## What is asked
Pull every line that holds the word "tymczasowym" from the entries.

## Extracted records
|---|
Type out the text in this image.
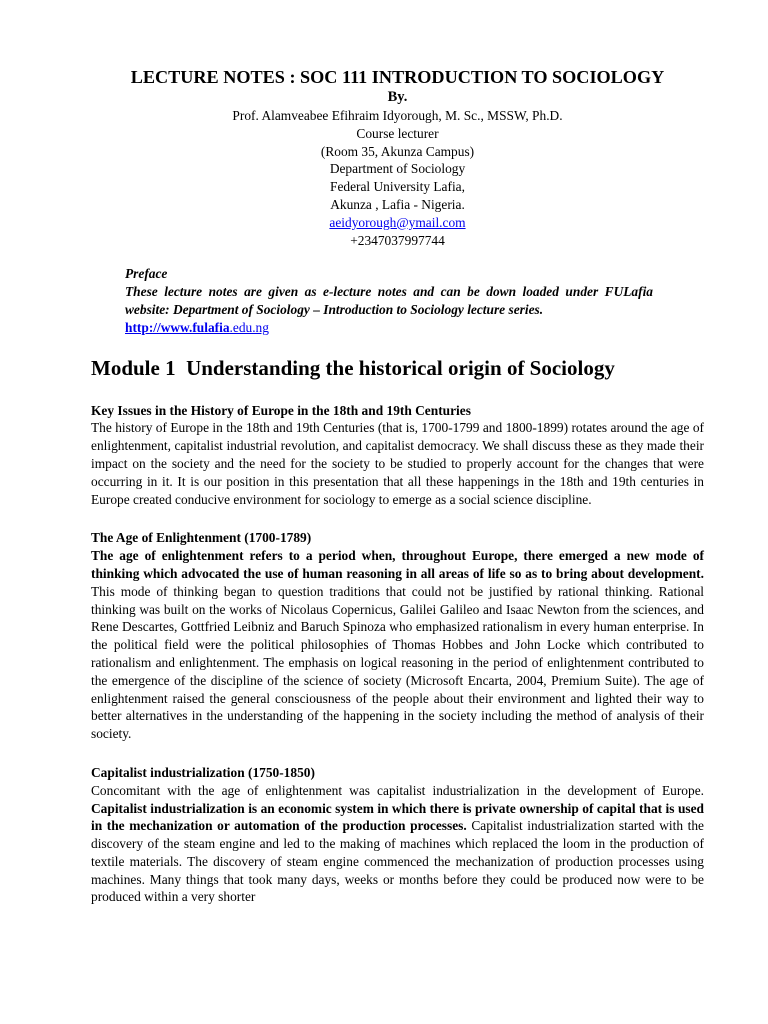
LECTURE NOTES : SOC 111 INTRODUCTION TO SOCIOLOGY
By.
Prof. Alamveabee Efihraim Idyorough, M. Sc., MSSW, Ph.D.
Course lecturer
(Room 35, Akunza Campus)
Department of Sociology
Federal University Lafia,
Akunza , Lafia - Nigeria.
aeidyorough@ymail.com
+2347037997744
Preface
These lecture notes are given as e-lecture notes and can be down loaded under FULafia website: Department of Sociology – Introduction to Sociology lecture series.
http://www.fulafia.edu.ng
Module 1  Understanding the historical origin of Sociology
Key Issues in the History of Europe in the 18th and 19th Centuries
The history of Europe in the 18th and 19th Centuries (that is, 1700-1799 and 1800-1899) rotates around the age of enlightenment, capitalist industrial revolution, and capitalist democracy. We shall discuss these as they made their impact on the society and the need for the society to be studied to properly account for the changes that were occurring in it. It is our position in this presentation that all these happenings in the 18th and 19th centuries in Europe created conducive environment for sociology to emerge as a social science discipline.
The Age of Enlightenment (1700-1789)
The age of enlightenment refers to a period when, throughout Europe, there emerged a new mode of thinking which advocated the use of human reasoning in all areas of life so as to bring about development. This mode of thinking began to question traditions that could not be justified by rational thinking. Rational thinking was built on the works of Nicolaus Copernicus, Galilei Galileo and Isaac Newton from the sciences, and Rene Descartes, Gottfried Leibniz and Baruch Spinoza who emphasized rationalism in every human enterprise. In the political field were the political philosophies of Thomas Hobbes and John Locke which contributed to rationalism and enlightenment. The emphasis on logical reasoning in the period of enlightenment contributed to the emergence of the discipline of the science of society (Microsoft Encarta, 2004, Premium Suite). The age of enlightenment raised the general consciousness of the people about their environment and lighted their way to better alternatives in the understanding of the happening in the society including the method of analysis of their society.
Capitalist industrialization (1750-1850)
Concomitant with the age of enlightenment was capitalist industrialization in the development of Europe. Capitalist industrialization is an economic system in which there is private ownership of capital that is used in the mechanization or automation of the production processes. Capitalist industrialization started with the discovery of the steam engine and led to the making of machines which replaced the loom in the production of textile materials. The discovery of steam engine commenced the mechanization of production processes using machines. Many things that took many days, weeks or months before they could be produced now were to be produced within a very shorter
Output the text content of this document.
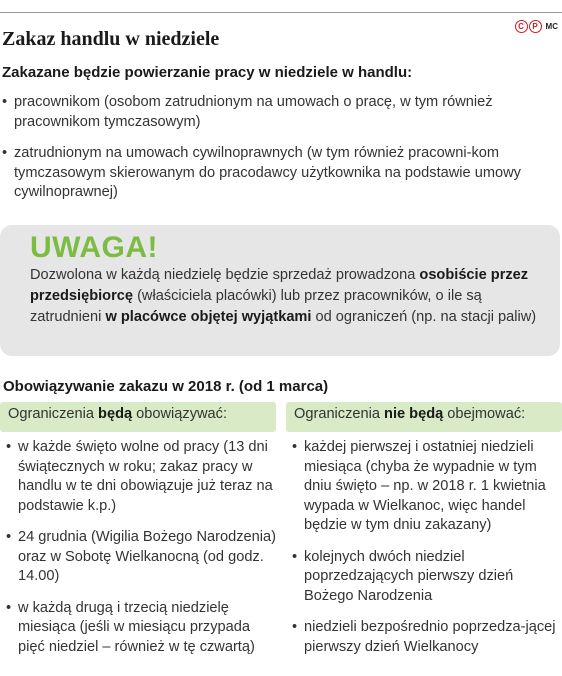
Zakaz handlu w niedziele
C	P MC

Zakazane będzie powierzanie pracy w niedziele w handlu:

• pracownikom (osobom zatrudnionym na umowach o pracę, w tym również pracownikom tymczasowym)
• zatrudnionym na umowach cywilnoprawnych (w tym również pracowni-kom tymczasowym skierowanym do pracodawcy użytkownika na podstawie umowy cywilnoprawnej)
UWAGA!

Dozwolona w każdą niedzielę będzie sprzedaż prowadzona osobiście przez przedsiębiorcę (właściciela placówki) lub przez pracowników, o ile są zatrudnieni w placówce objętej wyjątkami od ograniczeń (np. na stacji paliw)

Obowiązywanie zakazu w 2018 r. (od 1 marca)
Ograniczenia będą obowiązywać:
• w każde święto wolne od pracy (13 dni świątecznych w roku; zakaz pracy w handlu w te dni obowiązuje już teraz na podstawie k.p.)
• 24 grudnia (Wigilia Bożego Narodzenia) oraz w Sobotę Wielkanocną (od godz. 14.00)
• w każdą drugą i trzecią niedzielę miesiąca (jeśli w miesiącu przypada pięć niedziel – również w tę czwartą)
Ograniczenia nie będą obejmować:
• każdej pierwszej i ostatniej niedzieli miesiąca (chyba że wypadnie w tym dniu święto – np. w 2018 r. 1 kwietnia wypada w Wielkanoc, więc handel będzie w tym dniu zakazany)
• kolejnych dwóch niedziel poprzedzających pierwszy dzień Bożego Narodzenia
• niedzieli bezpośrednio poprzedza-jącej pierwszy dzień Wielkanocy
|---|
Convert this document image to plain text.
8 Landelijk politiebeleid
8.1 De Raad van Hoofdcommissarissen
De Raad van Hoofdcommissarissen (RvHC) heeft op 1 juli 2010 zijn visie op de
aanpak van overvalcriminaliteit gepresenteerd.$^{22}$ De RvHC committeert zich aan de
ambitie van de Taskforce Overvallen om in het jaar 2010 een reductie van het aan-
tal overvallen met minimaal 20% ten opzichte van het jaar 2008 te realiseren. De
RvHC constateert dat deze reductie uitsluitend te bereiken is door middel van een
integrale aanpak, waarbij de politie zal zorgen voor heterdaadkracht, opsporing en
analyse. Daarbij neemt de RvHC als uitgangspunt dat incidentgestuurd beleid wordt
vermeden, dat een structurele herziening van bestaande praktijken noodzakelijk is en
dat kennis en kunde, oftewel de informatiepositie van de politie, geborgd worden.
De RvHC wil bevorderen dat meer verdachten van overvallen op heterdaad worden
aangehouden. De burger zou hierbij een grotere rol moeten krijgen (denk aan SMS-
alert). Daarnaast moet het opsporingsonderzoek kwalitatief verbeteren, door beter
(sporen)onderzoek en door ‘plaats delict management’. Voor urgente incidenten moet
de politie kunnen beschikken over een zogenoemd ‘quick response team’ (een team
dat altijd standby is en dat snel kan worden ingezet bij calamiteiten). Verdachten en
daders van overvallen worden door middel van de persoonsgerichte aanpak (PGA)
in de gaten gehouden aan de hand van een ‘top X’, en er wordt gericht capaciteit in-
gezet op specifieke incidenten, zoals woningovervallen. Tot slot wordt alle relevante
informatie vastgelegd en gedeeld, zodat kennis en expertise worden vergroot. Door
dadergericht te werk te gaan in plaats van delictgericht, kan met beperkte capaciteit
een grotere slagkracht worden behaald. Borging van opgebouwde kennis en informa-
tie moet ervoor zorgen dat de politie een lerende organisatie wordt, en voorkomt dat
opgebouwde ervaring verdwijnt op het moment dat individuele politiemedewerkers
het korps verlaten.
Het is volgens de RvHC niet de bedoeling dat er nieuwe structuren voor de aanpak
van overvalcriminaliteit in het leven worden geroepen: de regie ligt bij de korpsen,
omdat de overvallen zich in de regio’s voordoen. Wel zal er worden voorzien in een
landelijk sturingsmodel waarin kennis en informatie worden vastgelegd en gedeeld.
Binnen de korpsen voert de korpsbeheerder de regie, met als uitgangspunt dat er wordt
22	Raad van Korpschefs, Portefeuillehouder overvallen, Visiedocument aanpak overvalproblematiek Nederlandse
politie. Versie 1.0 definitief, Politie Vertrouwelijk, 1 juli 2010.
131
|---|
## The solution
• pracownikom (osobom zatrudnionym na umowach o pracę, w tym również pracownikom tymczasowym)
• zatrudnionym na umowach cywilnoprawnych (w tym również pracowni-kom tymczasowym skierowanym do pracodawcy użytkownika na podstawie umowy cywilnoprawnej)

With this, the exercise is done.